TASK DESCRIPTION: Look below for the line containing "Transcribe this image's", then write out that line and every line after it to the end, exactly, minus the pictures.

MATERIAL FOR THIS EXERCISE:
—————
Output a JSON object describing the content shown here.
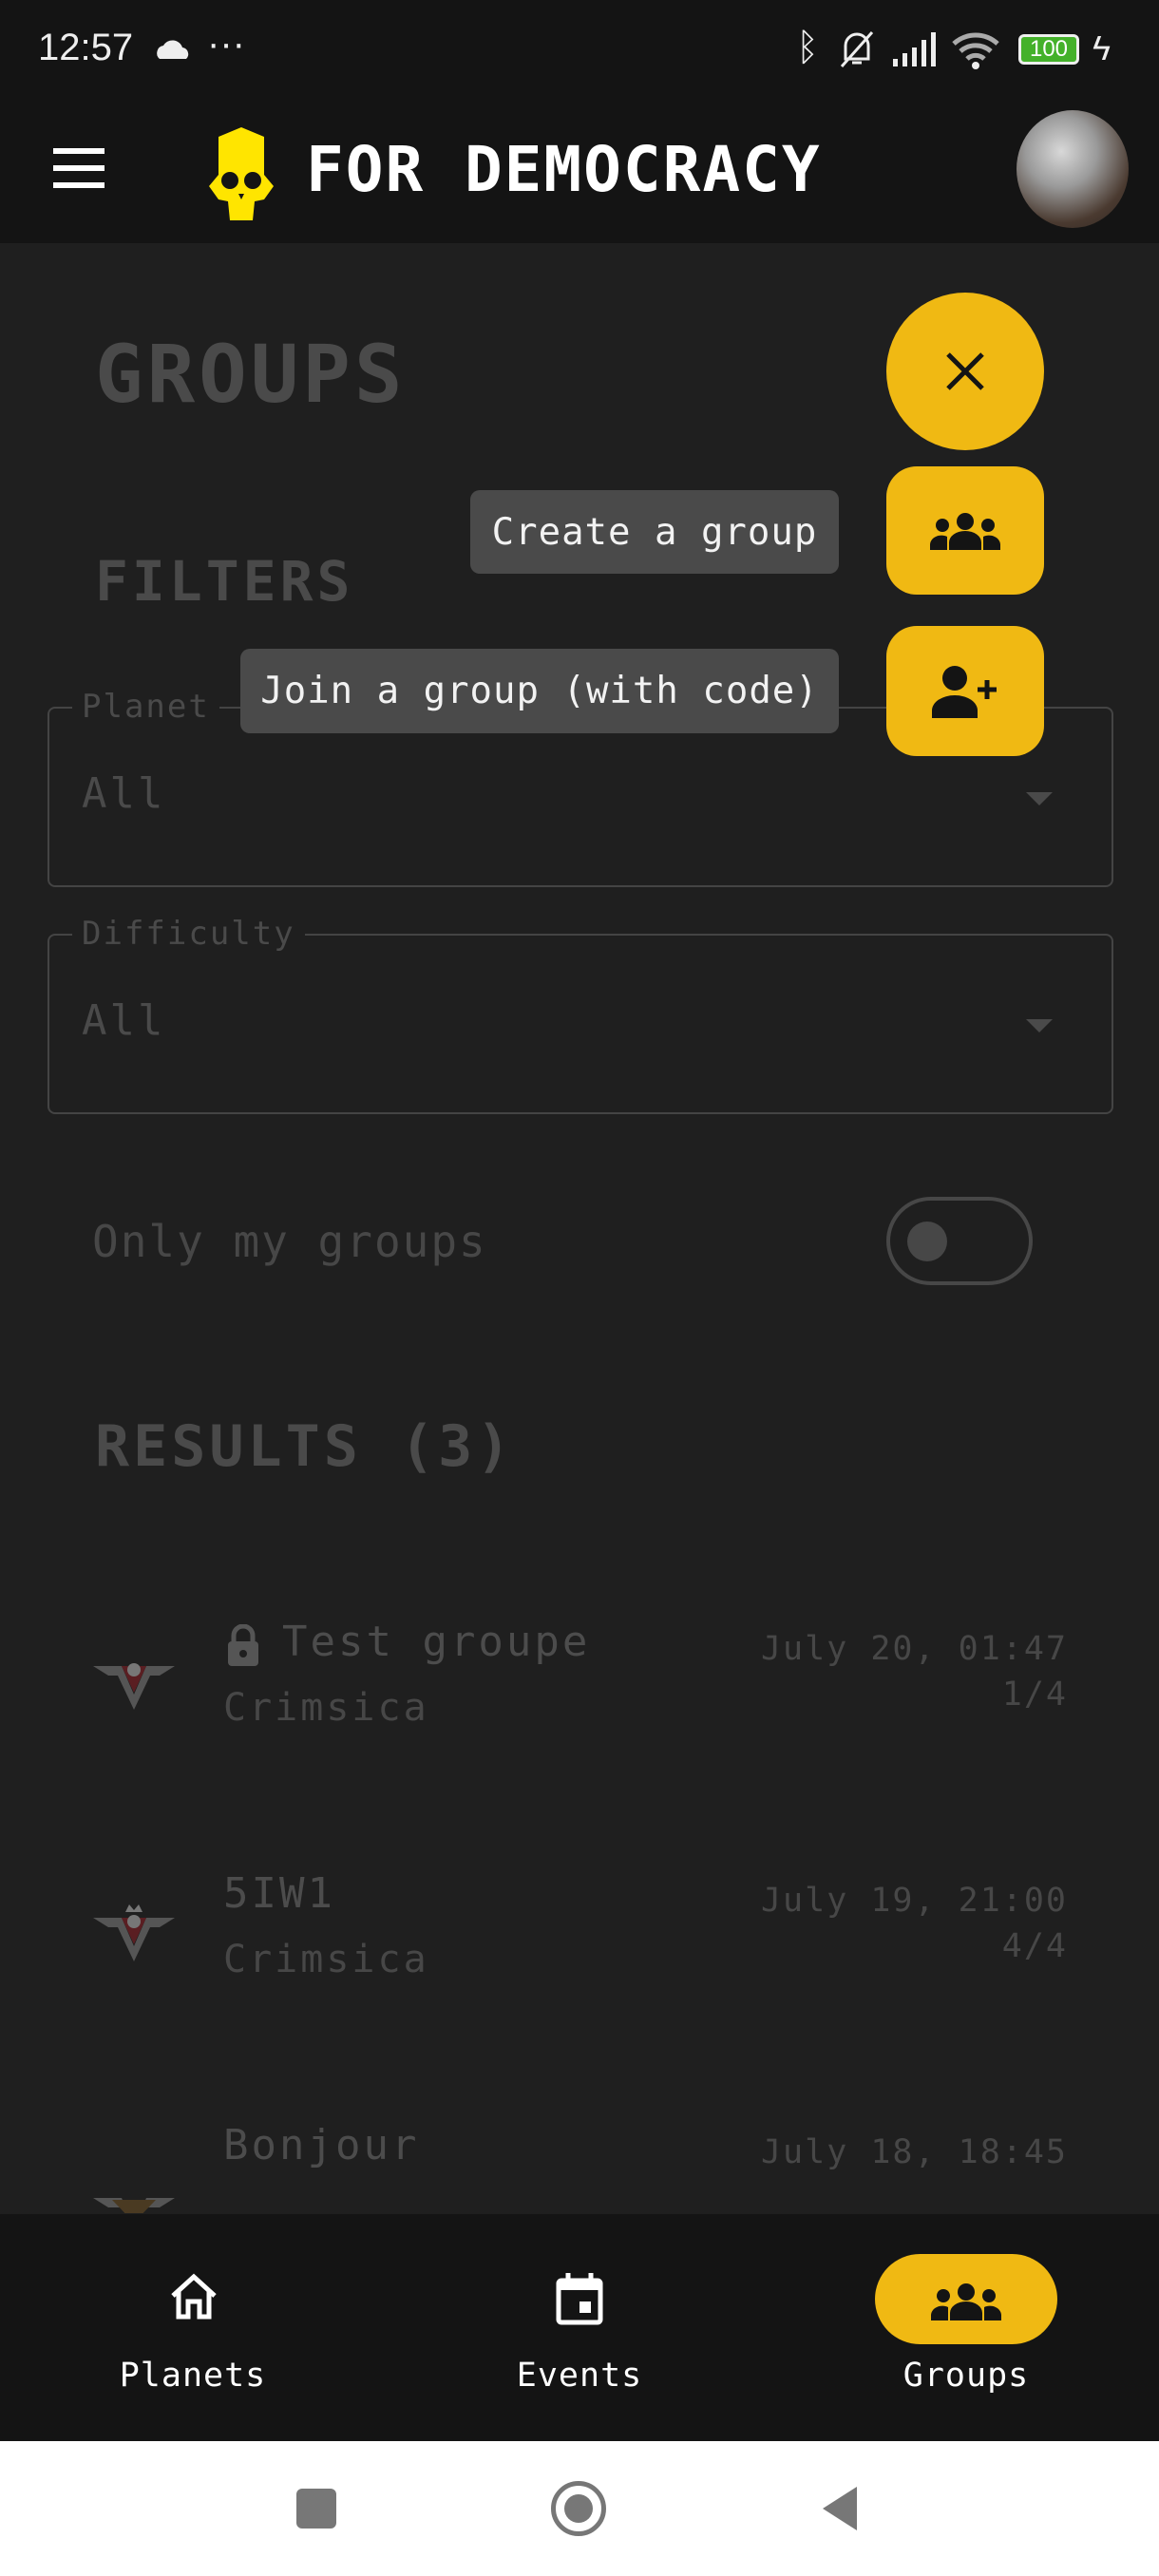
{
  "status_bar": {
    "time": "12:57",
    "dots": "···",
    "battery": "100",
    "icons": [
      "cloud-icon",
      "bluetooth-icon",
      "bell-off-icon",
      "signal-icon",
      "wifi-icon",
      "battery-icon",
      "charging-icon"
    ]
  },
  "app_bar": {
    "title": "FOR DEMOCRACY",
    "icons": [
      "menu-icon",
      "skull-logo",
      "avatar"
    ]
  },
  "page": {
    "title": "GROUPS",
    "filters_heading": "FILTERS"
  },
  "filters": {
    "planet": {
      "label": "Planet",
      "value": "All"
    },
    "difficulty": {
      "label": "Difficulty",
      "value": "All"
    },
    "only_mine": {
      "label": "Only my groups",
      "checked": false
    }
  },
  "results": {
    "heading": "RESULTS (3)",
    "items": [
      {
        "title": "Test groupe",
        "locked": true,
        "planet": "Crimsica",
        "date": "July 20, 01:47",
        "players": "1/4"
      },
      {
        "title": "5IW1",
        "locked": false,
        "planet": "Crimsica",
        "date": "July 19, 21:00",
        "players": "4/4"
      },
      {
        "title": "Bonjour",
        "locked": false,
        "date": "July 18, 18:45"
      }
    ]
  },
  "fab_menu": {
    "create_label": "Create a group",
    "join_label": "Join a group (with code)",
    "accent": "#f0b913"
  },
  "bottom_nav": {
    "items": [
      {
        "label": "Planets",
        "icon": "home-icon"
      },
      {
        "label": "Events",
        "icon": "calendar-icon"
      },
      {
        "label": "Groups",
        "icon": "groups-icon",
        "active": true
      }
    ]
  }
}
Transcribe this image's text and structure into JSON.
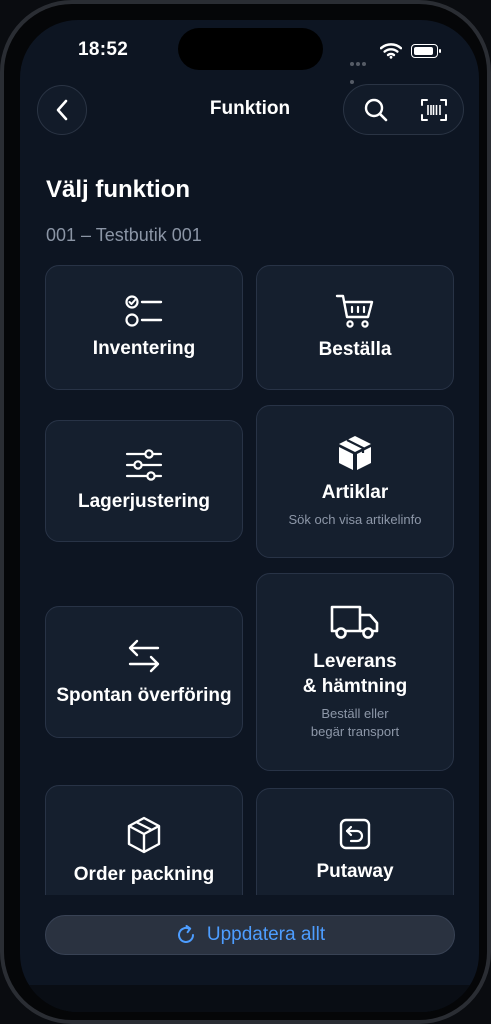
{
  "status": {
    "time": "18:52"
  },
  "nav": {
    "title": "Funktion"
  },
  "page": {
    "title": "Välj funktion",
    "store": "001 – Testbutik 001"
  },
  "functions": [
    {
      "label": "Inventering",
      "icon": "checklist-icon"
    },
    {
      "label": "Beställa",
      "icon": "cart-icon"
    },
    {
      "label": "Lagerjustering",
      "icon": "sliders-icon"
    },
    {
      "label": "Artiklar",
      "icon": "box-icon",
      "subtitle": "Sök och visa artikelinfo"
    },
    {
      "label": "Spontan överföring",
      "icon": "transfer-arrows-icon"
    },
    {
      "label_line1": "Leverans",
      "label_line2": "& hämtning",
      "icon": "truck-icon",
      "subtitle_line1": "Beställ eller",
      "subtitle_line2": "begär transport"
    },
    {
      "label": "Order packning",
      "icon": "package-icon"
    },
    {
      "label": "Putaway",
      "icon": "return-box-icon"
    }
  ],
  "footer": {
    "update_label": "Uppdatera allt"
  },
  "colors": {
    "background": "#0d1522",
    "card": "#151f2e",
    "accent": "#4d9dff"
  }
}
—————
RESULT OF THE TASK:
Transcribe this image's text and structure into JSON.
{
  "status": {
    "time": "18:52"
  },
  "nav": {
    "title": "Funktion"
  },
  "page": {
    "title": "Välj funktion",
    "store": "001 – Testbutik 001"
  },
  "functions": [
    {
      "label": "Inventering",
      "icon": "checklist-icon"
    },
    {
      "label": "Beställa",
      "icon": "cart-icon"
    },
    {
      "label": "Lagerjustering",
      "icon": "sliders-icon"
    },
    {
      "label": "Artiklar",
      "icon": "box-icon",
      "subtitle": "Sök och visa artikelinfo"
    },
    {
      "label": "Spontan överföring",
      "icon": "transfer-arrows-icon"
    },
    {
      "label_line1": "Leverans",
      "label_line2": "& hämtning",
      "icon": "truck-icon",
      "subtitle_line1": "Beställ eller",
      "subtitle_line2": "begär transport"
    },
    {
      "label": "Order packning",
      "icon": "package-icon"
    },
    {
      "label": "Putaway",
      "icon": "return-box-icon"
    }
  ],
  "footer": {
    "update_label": "Uppdatera allt"
  },
  "colors": {
    "background": "#0d1522",
    "card": "#151f2e",
    "accent": "#4d9dff"
  }
}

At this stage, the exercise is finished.